▶ [GOAL]: Retype nothing but the lines running from the line that contains "What's the underlying" to the last line, both ends included, and skip every image.

[Dataset items]
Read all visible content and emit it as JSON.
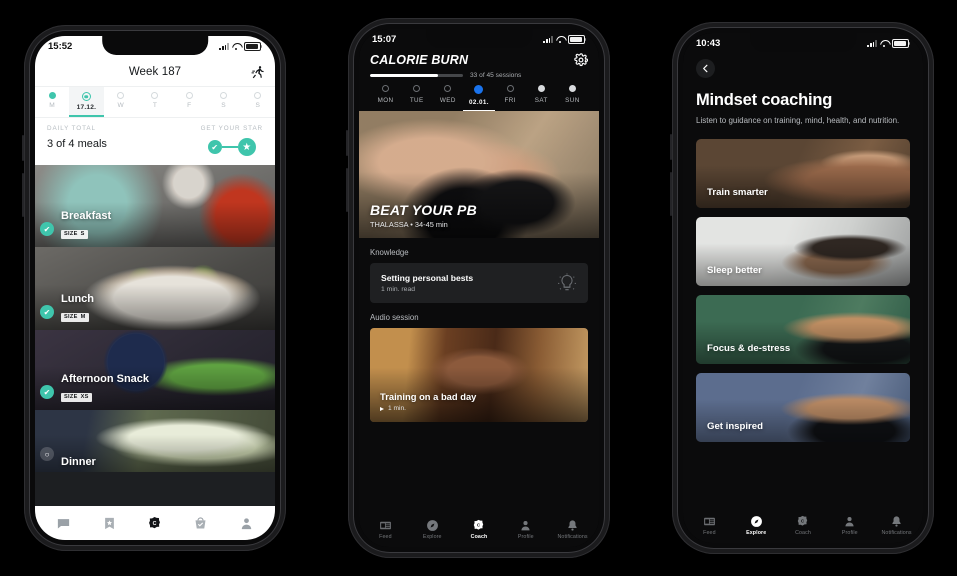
{
  "phone1": {
    "status": {
      "time": "15:52",
      "signal_icon": "cellular-bars-icon",
      "wifi_icon": "wifi-icon",
      "battery_icon": "battery-icon"
    },
    "header": {
      "title": "Week 187",
      "action_icon": "runner-icon"
    },
    "days": [
      {
        "label": "M",
        "state": "done",
        "selected": false
      },
      {
        "label": "17.12.",
        "state": "today",
        "selected": true
      },
      {
        "label": "W",
        "state": "empty",
        "selected": false
      },
      {
        "label": "T",
        "state": "empty",
        "selected": false
      },
      {
        "label": "F",
        "state": "empty",
        "selected": false
      },
      {
        "label": "S",
        "state": "empty",
        "selected": false
      },
      {
        "label": "S",
        "state": "empty",
        "selected": false
      }
    ],
    "summary": {
      "total_caption": "DAILY TOTAL",
      "total_value": "3 of 4 meals",
      "star_caption": "GET YOUR STAR",
      "check_icon": "check-icon",
      "star_icon": "star-icon"
    },
    "meals": [
      {
        "name": "Breakfast",
        "size_label": "SIZE",
        "size_value": "S",
        "checked": true,
        "check_icon": "check-icon"
      },
      {
        "name": "Lunch",
        "size_label": "SIZE",
        "size_value": "M",
        "checked": true,
        "check_icon": "check-icon"
      },
      {
        "name": "Afternoon Snack",
        "size_label": "SIZE",
        "size_value": "XS",
        "checked": true,
        "check_icon": "check-icon"
      },
      {
        "name": "Dinner",
        "size_label": "",
        "size_value": "",
        "checked": false,
        "check_icon": "check-icon"
      }
    ],
    "tabs": [
      {
        "icon": "chat-bubble-icon",
        "active": false
      },
      {
        "icon": "book-star-icon",
        "active": false
      },
      {
        "icon": "coach-c-logo-icon",
        "active": true
      },
      {
        "icon": "basket-check-icon",
        "active": false
      },
      {
        "icon": "person-icon",
        "active": false
      }
    ]
  },
  "phone2": {
    "status": {
      "time": "15:07",
      "signal_icon": "cellular-bars-icon",
      "wifi_icon": "wifi-icon",
      "battery_icon": "battery-icon"
    },
    "header": {
      "title": "CALORIE BURN",
      "settings_icon": "gear-icon"
    },
    "progress": {
      "label": "33 of 45 sessions",
      "percent": 73
    },
    "days": [
      {
        "label": "MON",
        "state": "empty",
        "selected": false
      },
      {
        "label": "TUE",
        "state": "empty",
        "selected": false
      },
      {
        "label": "WED",
        "state": "empty",
        "selected": false
      },
      {
        "label": "02.01.",
        "state": "today",
        "selected": true
      },
      {
        "label": "FRI",
        "state": "empty",
        "selected": false
      },
      {
        "label": "SAT",
        "state": "done",
        "selected": false
      },
      {
        "label": "SUN",
        "state": "done",
        "selected": false
      }
    ],
    "hero": {
      "title": "BEAT YOUR PB",
      "subtitle": "THALASSA  •  34-45 min"
    },
    "knowledge": {
      "section_label": "Knowledge",
      "title": "Setting personal bests",
      "meta": "1 min. read",
      "icon": "lightbulb-icon"
    },
    "audio": {
      "section_label": "Audio session",
      "title": "Training on a bad day",
      "duration": "1 min.",
      "play_icon": "play-icon"
    },
    "tabs": [
      {
        "label": "Feed",
        "icon": "feed-icon",
        "active": false
      },
      {
        "label": "Explore",
        "icon": "compass-icon",
        "active": false
      },
      {
        "label": "Coach",
        "icon": "coach-c-logo-icon",
        "active": true
      },
      {
        "label": "Profile",
        "icon": "person-icon",
        "active": false
      },
      {
        "label": "Notifications",
        "icon": "bell-icon",
        "active": false
      }
    ]
  },
  "phone3": {
    "status": {
      "time": "10:43",
      "signal_icon": "cellular-bars-icon",
      "wifi_icon": "wifi-icon",
      "battery_icon": "battery-icon"
    },
    "header": {
      "back_icon": "chevron-left-icon",
      "title": "Mindset coaching",
      "subtitle": "Listen to guidance on training, mind, health, and nutrition."
    },
    "tiles": [
      {
        "label": "Train smarter",
        "tint": "#6a5442"
      },
      {
        "label": "Sleep better",
        "tint": "#c9cacb"
      },
      {
        "label": "Focus & de-stress",
        "tint": "#4a7460"
      },
      {
        "label": "Get inspired",
        "tint": "#68799a"
      }
    ],
    "tabs": [
      {
        "label": "Feed",
        "icon": "feed-icon",
        "active": false
      },
      {
        "label": "Explore",
        "icon": "compass-icon",
        "active": true
      },
      {
        "label": "Coach",
        "icon": "coach-c-logo-icon",
        "active": false
      },
      {
        "label": "Profile",
        "icon": "person-icon",
        "active": false
      },
      {
        "label": "Notifications",
        "icon": "bell-icon",
        "active": false
      }
    ]
  },
  "theme": {
    "accent_teal": "#3fc5ac",
    "accent_blue": "#1a73ec",
    "dark_bg": "#0b0b0c",
    "card_bg": "#1f2022"
  }
}
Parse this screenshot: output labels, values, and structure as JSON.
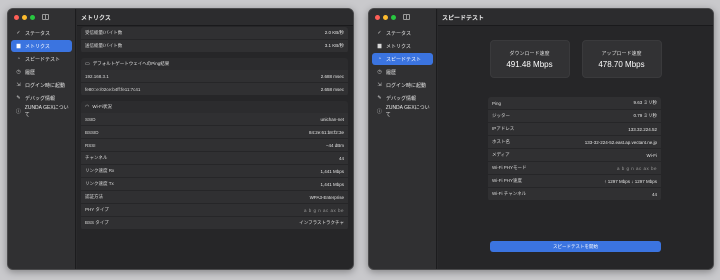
{
  "sidebar": {
    "items": [
      {
        "icon": "check-icon",
        "glyph": "✓",
        "label": "ステータス"
      },
      {
        "icon": "chart-icon",
        "glyph": "▆",
        "label": "メトリクス"
      },
      {
        "icon": "speedometer-icon",
        "glyph": "◔",
        "label": "スピードテスト"
      },
      {
        "icon": "clock-icon",
        "glyph": "◷",
        "label": "履歴"
      },
      {
        "icon": "login-icon",
        "glyph": "⇲",
        "label": "ログイン時に起動"
      },
      {
        "icon": "wrench-icon",
        "glyph": "✎",
        "label": "デバッグ情報"
      },
      {
        "icon": "info-icon",
        "glyph": "ⓘ",
        "label": "ZUNDA GEXについて"
      }
    ]
  },
  "left_window": {
    "title": "メトリクス",
    "active_index": 1,
    "transfer_rows": [
      {
        "label": "受信総量/バイト数",
        "value": "2.0 KB/秒"
      },
      {
        "label": "送信総量/バイト数",
        "value": "3.1 KB/秒"
      }
    ],
    "ping_section": {
      "title": "デフォルトゲートウェイへのPing結果",
      "rows": [
        {
          "label": "192.168.3.1",
          "value": "2.688 msec"
        },
        {
          "label": "fe80::e:/02ce:b4ff:fe11:7c41",
          "value": "2.658 msec"
        }
      ]
    },
    "wifi_section": {
      "title": "Wi-Fi状況",
      "rows": [
        {
          "label": "SSID",
          "value": "unichan-net"
        },
        {
          "label": "BSSID",
          "value": "84:2e:61:b8:f2:3e"
        },
        {
          "label": "RSSI",
          "value": "−44 dBm"
        },
        {
          "label": "チャンネル",
          "value": "44"
        },
        {
          "label": "リンク速度 Rx",
          "value": "1,441 Mbps"
        },
        {
          "label": "リンク速度 Tx",
          "value": "1,441 Mbps"
        },
        {
          "label": "認証方法",
          "value": "WPA3-Enterprise"
        },
        {
          "label": "PHY タイプ",
          "value": "a b g n ac ax be"
        },
        {
          "label": "BSS タイプ",
          "value": "インフラストラクチャ"
        }
      ]
    }
  },
  "right_window": {
    "title": "スピードテスト",
    "active_index": 2,
    "download": {
      "label": "ダウンロード速度",
      "value": "491.48 Mbps"
    },
    "upload": {
      "label": "アップロード速度",
      "value": "478.70 Mbps"
    },
    "rows": [
      {
        "label": "Ping",
        "value": "9.63 ミリ秒"
      },
      {
        "label": "ジッター",
        "value": "0.79 ミリ秒"
      },
      {
        "label": "IPアドレス",
        "value": "133.32.224.52"
      },
      {
        "label": "ホスト名",
        "value": "133-32-224-52.east.ap.vectant.ne.jp"
      },
      {
        "label": "メディア",
        "value": "Wi-Fi"
      },
      {
        "label": "Wi-Fi PHYモード",
        "value": "a b g n ac ax be"
      },
      {
        "label": "Wi-Fi PHY速度",
        "value": "↑ 1297 Mbps  ↓ 1297 Mbps"
      },
      {
        "label": "Wi-Fi チャンネル",
        "value": "44"
      }
    ],
    "button_label": "スピードテストを開始"
  }
}
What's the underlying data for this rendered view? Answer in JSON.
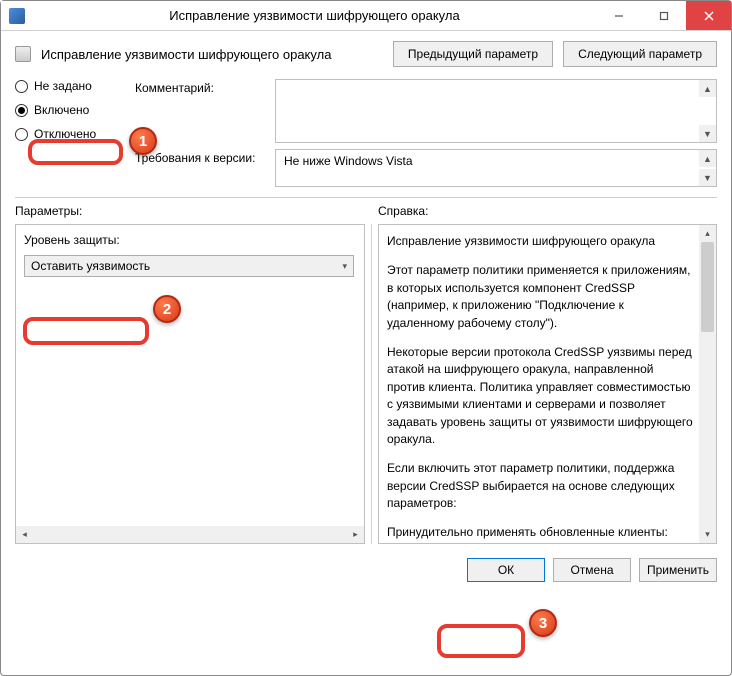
{
  "window": {
    "title": "Исправление уязвимости шифрующего оракула"
  },
  "header": {
    "policy_name": "Исправление уязвимости шифрующего оракула",
    "prev_btn": "Предыдущий параметр",
    "next_btn": "Следующий параметр"
  },
  "radios": {
    "not_configured": "Не задано",
    "enabled": "Включено",
    "disabled": "Отключено",
    "selected": "enabled"
  },
  "labels": {
    "comment": "Комментарий:",
    "requirements": "Требования к версии:"
  },
  "requirements_value": "Не ниже Windows Vista",
  "options": {
    "header": "Параметры:",
    "protection_level_label": "Уровень защиты:",
    "protection_level_value": "Оставить уязвимость"
  },
  "help": {
    "header": "Справка:",
    "p1": "Исправление уязвимости шифрующего оракула",
    "p2": "Этот параметр политики применяется к приложениям, в которых используется компонент CredSSP (например, к приложению \"Подключение к удаленному рабочему столу\").",
    "p3": "Некоторые версии протокола CredSSP уязвимы перед атакой на шифрующего оракула, направленной против клиента. Политика управляет совместимостью с уязвимыми клиентами и серверами и позволяет задавать уровень защиты от уязвимости шифрующего оракула.",
    "p4": "Если включить этот параметр политики, поддержка версии CredSSP выбирается на основе следующих параметров:",
    "p5": "Принудительно применять обновленные клиенты: клиентские приложения, в которых используется"
  },
  "buttons": {
    "ok": "ОК",
    "cancel": "Отмена",
    "apply": "Применить"
  },
  "markers": {
    "m1": "1",
    "m2": "2",
    "m3": "3"
  }
}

▶ [ANSWER TO THIS EXERCISE]:
What's the underlying data for this rendered view? Answer in JSON.
{
  "window": {
    "title": "Исправление уязвимости шифрующего оракула"
  },
  "header": {
    "policy_name": "Исправление уязвимости шифрующего оракула",
    "prev_btn": "Предыдущий параметр",
    "next_btn": "Следующий параметр"
  },
  "radios": {
    "not_configured": "Не задано",
    "enabled": "Включено",
    "disabled": "Отключено",
    "selected": "enabled"
  },
  "labels": {
    "comment": "Комментарий:",
    "requirements": "Требования к версии:"
  },
  "requirements_value": "Не ниже Windows Vista",
  "options": {
    "header": "Параметры:",
    "protection_level_label": "Уровень защиты:",
    "protection_level_value": "Оставить уязвимость"
  },
  "help": {
    "header": "Справка:",
    "p1": "Исправление уязвимости шифрующего оракула",
    "p2": "Этот параметр политики применяется к приложениям, в которых используется компонент CredSSP (например, к приложению \"Подключение к удаленному рабочему столу\").",
    "p3": "Некоторые версии протокола CredSSP уязвимы перед атакой на шифрующего оракула, направленной против клиента. Политика управляет совместимостью с уязвимыми клиентами и серверами и позволяет задавать уровень защиты от уязвимости шифрующего оракула.",
    "p4": "Если включить этот параметр политики, поддержка версии CredSSP выбирается на основе следующих параметров:",
    "p5": "Принудительно применять обновленные клиенты: клиентские приложения, в которых используется"
  },
  "buttons": {
    "ok": "ОК",
    "cancel": "Отмена",
    "apply": "Применить"
  },
  "markers": {
    "m1": "1",
    "m2": "2",
    "m3": "3"
  }
}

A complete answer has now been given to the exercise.